Rewrite the lines of the listing from the line with "filler-particle (206, 114, 240, 148)" up to and including the line with "cluster-particle (1063, 247, 1095, 280)" as a JSON list of strings, one string per line, leaving out any blank lines.

Material shown —
>> start
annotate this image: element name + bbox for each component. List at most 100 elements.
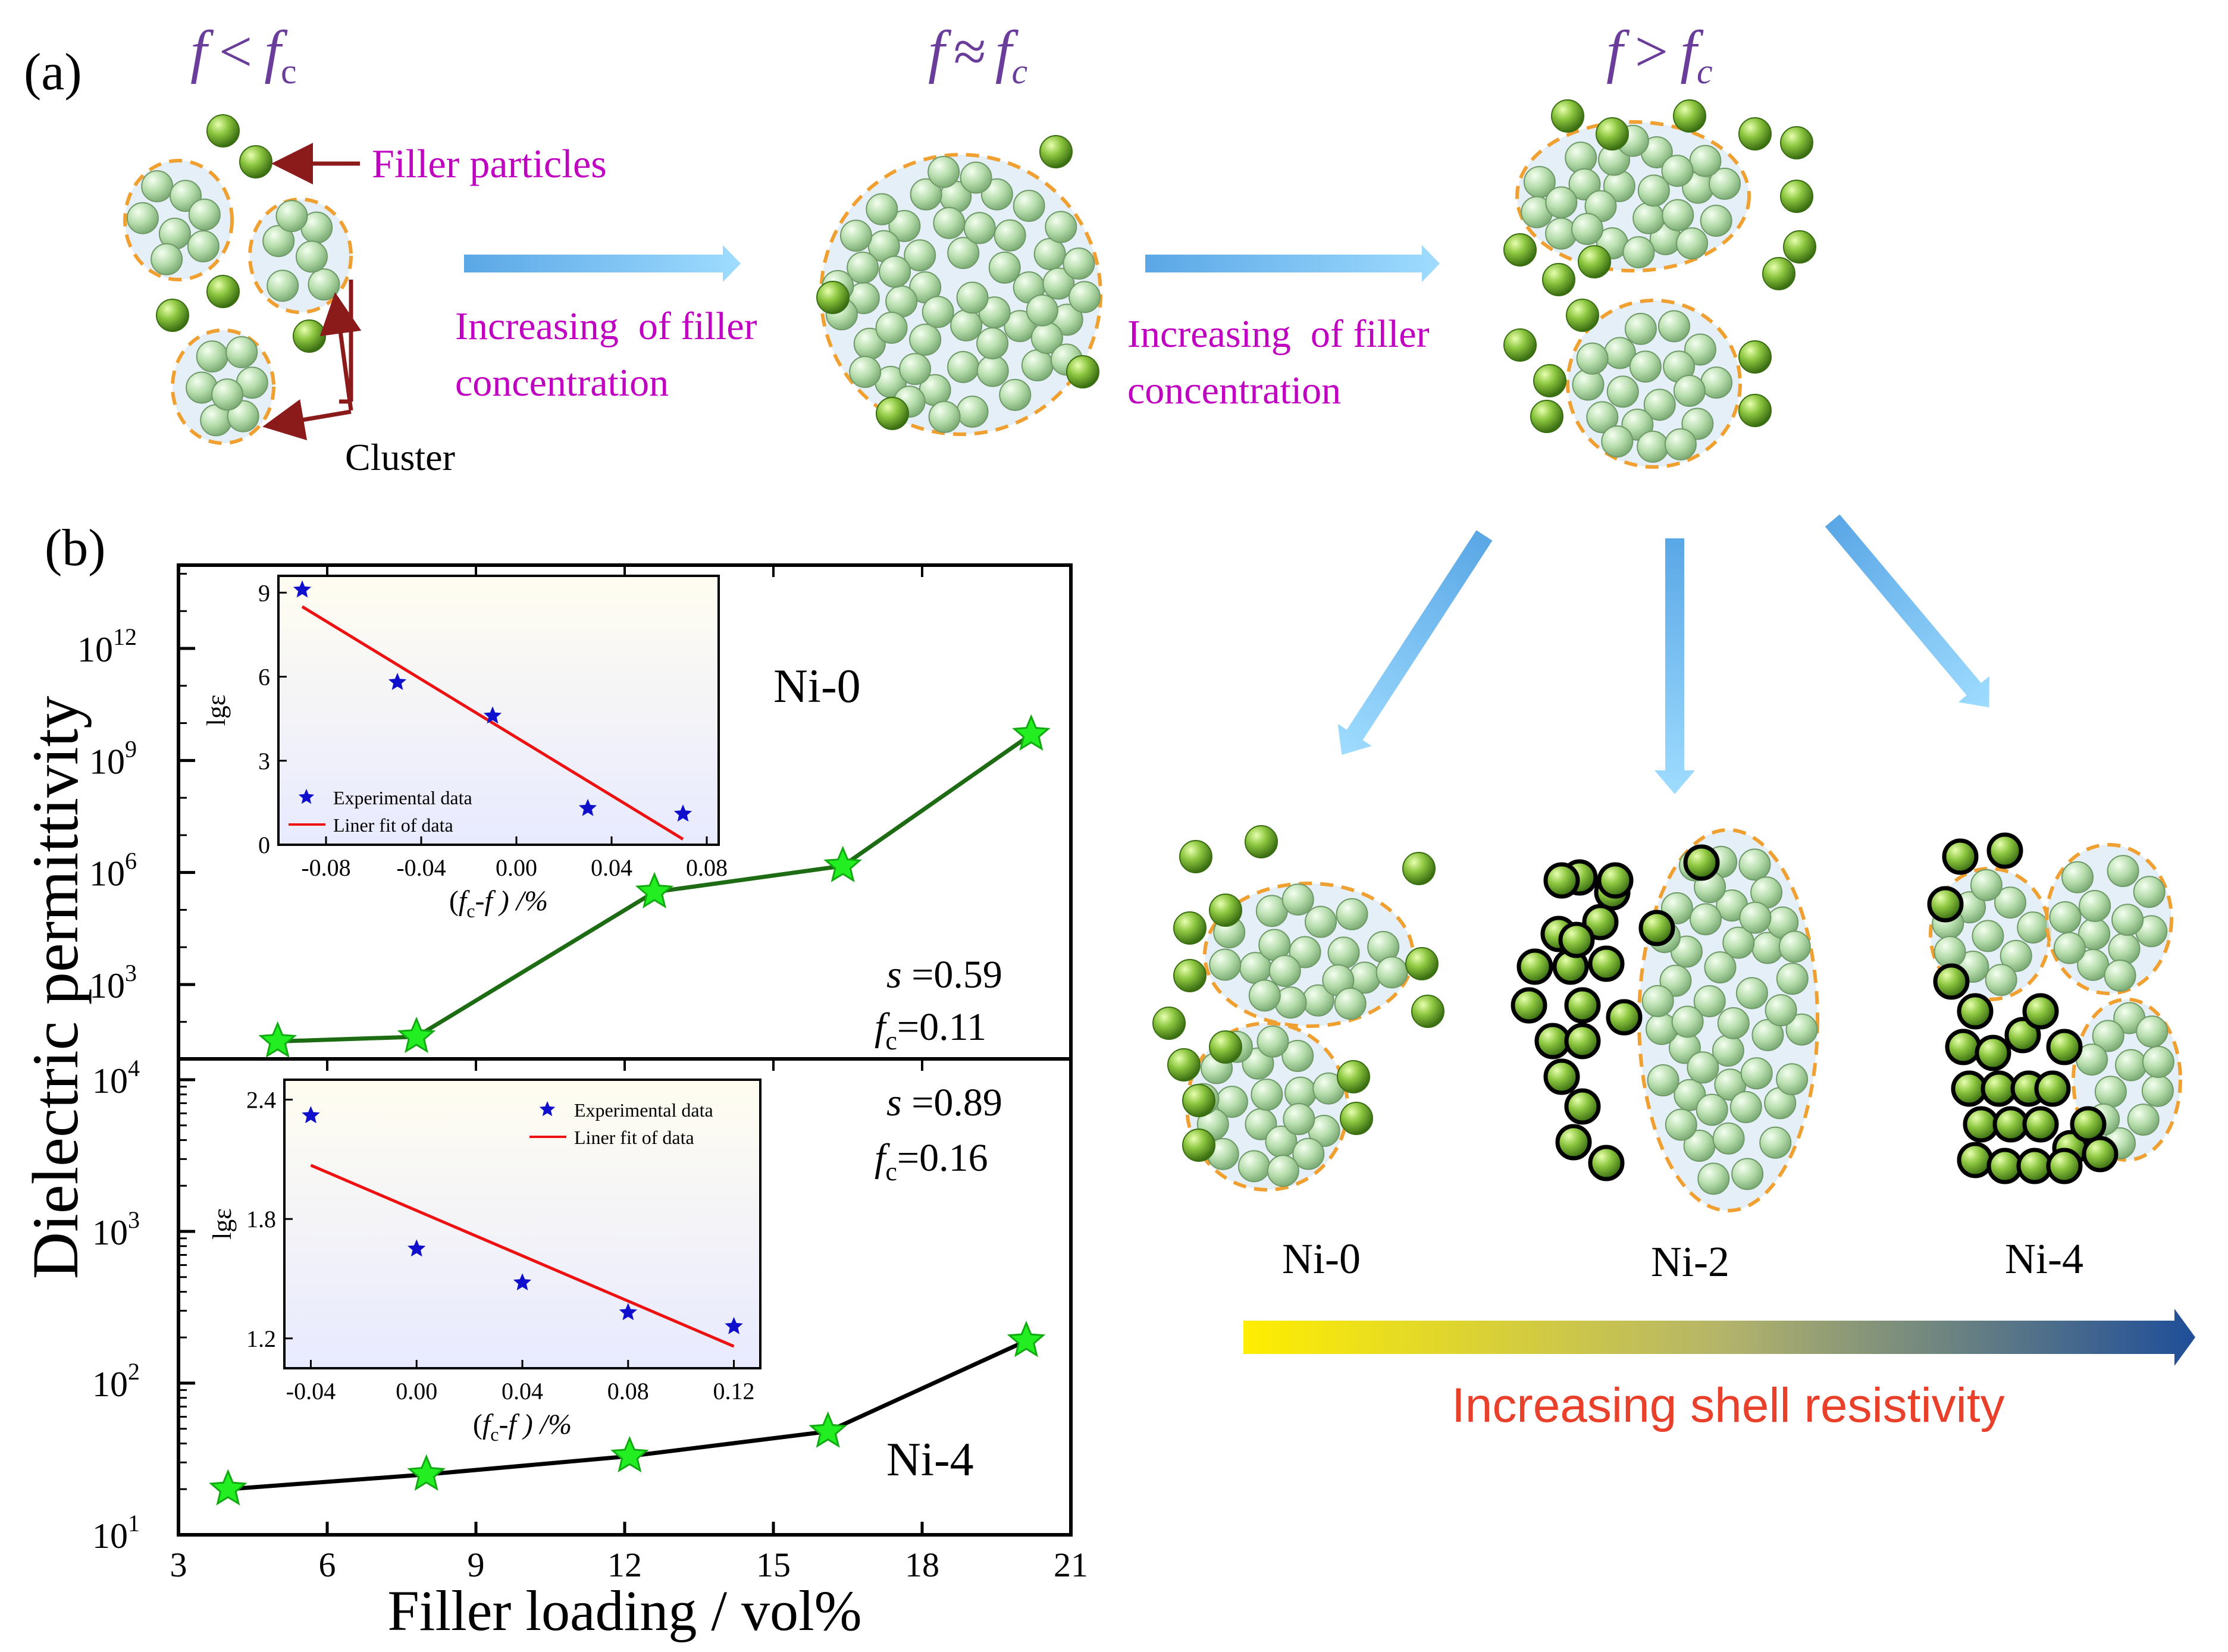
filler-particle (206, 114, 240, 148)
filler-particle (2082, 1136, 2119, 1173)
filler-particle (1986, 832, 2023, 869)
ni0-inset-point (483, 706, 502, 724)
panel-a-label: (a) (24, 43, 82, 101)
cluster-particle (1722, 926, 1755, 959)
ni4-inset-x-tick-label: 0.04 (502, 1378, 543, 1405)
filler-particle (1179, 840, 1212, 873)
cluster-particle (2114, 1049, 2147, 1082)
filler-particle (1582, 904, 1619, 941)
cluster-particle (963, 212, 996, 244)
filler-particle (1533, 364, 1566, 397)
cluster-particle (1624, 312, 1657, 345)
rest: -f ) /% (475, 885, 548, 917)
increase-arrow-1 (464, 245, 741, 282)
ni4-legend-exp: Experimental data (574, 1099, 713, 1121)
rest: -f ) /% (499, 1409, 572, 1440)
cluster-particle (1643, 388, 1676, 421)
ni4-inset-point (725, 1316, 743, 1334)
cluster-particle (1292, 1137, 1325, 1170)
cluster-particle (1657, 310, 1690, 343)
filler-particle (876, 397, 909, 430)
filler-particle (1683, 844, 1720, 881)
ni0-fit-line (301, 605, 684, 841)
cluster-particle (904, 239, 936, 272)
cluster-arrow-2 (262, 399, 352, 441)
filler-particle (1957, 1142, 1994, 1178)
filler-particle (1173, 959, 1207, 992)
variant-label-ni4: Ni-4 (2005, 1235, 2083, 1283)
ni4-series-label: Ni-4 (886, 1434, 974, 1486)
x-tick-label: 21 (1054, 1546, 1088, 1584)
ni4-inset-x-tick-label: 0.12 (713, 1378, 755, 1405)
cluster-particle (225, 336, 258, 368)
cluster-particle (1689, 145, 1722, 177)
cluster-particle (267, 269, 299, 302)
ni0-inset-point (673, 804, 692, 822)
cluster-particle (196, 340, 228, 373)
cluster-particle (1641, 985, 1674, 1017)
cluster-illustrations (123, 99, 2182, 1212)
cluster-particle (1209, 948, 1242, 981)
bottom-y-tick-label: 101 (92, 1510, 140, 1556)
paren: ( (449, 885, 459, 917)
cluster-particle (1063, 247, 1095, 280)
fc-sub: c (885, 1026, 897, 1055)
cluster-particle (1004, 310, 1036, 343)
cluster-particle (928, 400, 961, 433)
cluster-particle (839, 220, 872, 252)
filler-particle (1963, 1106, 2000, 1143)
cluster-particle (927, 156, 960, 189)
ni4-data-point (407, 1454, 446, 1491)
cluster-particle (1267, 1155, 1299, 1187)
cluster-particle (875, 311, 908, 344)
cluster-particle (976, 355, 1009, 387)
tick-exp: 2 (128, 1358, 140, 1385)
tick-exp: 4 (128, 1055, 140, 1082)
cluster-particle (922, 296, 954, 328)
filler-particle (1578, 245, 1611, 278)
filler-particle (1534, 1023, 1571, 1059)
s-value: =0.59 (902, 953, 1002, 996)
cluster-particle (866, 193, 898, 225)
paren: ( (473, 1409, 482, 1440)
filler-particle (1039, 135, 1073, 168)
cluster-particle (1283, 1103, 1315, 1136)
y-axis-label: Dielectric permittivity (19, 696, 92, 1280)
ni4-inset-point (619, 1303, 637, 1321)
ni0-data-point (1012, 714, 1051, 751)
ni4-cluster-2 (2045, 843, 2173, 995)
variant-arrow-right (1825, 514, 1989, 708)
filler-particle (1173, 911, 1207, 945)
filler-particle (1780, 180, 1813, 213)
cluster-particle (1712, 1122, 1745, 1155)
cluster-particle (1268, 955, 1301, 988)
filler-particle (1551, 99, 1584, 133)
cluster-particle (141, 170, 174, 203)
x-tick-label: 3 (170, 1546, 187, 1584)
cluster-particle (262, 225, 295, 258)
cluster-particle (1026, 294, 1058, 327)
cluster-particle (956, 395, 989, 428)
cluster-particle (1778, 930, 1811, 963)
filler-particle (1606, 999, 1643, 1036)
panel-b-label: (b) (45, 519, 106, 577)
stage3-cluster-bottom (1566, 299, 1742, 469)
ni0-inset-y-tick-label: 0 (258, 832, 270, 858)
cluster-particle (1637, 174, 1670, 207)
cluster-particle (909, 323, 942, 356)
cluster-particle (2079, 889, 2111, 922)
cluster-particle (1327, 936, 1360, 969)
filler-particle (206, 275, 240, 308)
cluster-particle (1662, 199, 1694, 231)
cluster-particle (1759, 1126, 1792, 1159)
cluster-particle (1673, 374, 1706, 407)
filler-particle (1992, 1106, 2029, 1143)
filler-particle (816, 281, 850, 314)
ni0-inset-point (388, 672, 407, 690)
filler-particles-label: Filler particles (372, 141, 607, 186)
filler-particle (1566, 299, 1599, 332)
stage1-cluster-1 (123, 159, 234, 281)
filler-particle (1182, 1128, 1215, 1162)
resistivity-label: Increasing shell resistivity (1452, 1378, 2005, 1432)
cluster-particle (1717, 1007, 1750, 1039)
>> end
Solved problem —
[
  "filler-particle (206, 114, 240, 148)",
  "filler-particle (2082, 1136, 2119, 1173)",
  "filler-particle (1986, 832, 2023, 869)",
  "ni0-inset-point (483, 706, 502, 724)",
  "panel-a-label: (a) (24, 43, 82, 101)",
  "cluster-particle (1722, 926, 1755, 959)",
  "ni4-inset-x-tick-label: 0.04 (502, 1378, 543, 1405)",
  "filler-particle (1179, 840, 1212, 873)",
  "cluster-particle (2114, 1049, 2147, 1082)",
  "filler-particle (1582, 904, 1619, 941)",
  "cluster-particle (963, 212, 996, 244)",
  "filler-particle (1533, 364, 1566, 397)",
  "cluster-particle (1624, 312, 1657, 345)",
  "rest: -f ) /% (475, 885, 548, 917)",
  "increase-arrow-1 (464, 245, 741, 282)",
  "ni4-legend-exp: Experimental data (574, 1099, 713, 1121)",
  "rest: -f ) /% (499, 1409, 572, 1440)",
  "cluster-particle (1643, 388, 1676, 421)",
  "ni4-inset-point (725, 1316, 743, 1334)",
  "cluster-particle (1292, 1137, 1325, 1170)",
  "cluster-particle (1657, 310, 1690, 343)",
  "filler-particle (876, 397, 909, 430)",
  "filler-particle (1683, 844, 1720, 881)",
  "ni0-fit-line (301, 605, 684, 841)",
  "cluster-particle (904, 239, 936, 272)",
  "cluster-arrow-2 (262, 399, 352, 441)",
  "filler-particle (1957, 1142, 1994, 1178)",
  "filler-particle (1173, 959, 1207, 992)",
  "variant-label-ni4: Ni-4 (2005, 1235, 2083, 1283)",
  "ni4-series-label: Ni-4 (886, 1434, 974, 1486)",
  "x-tick-label: 21 (1054, 1546, 1088, 1584)",
  "ni4-inset-x-tick-label: 0.12 (713, 1378, 755, 1405)",
  "cluster-particle (225, 336, 258, 368)",
  "cluster-particle (1689, 145, 1722, 177)",
  "cluster-particle (267, 269, 299, 302)",
  "ni0-inset-point (673, 804, 692, 822)",
  "cluster-particle (196, 340, 228, 373)",
  "cluster-particle (1641, 985, 1674, 1017)",
  "cluster-illustrations (123, 99, 2182, 1212)",
  "cluster-particle (1209, 948, 1242, 981)",
  "bottom-y-tick-label: 101 (92, 1510, 140, 1556)",
  "paren: ( (449, 885, 459, 917)",
  "cluster-particle (1063, 247, 1095, 280)"
]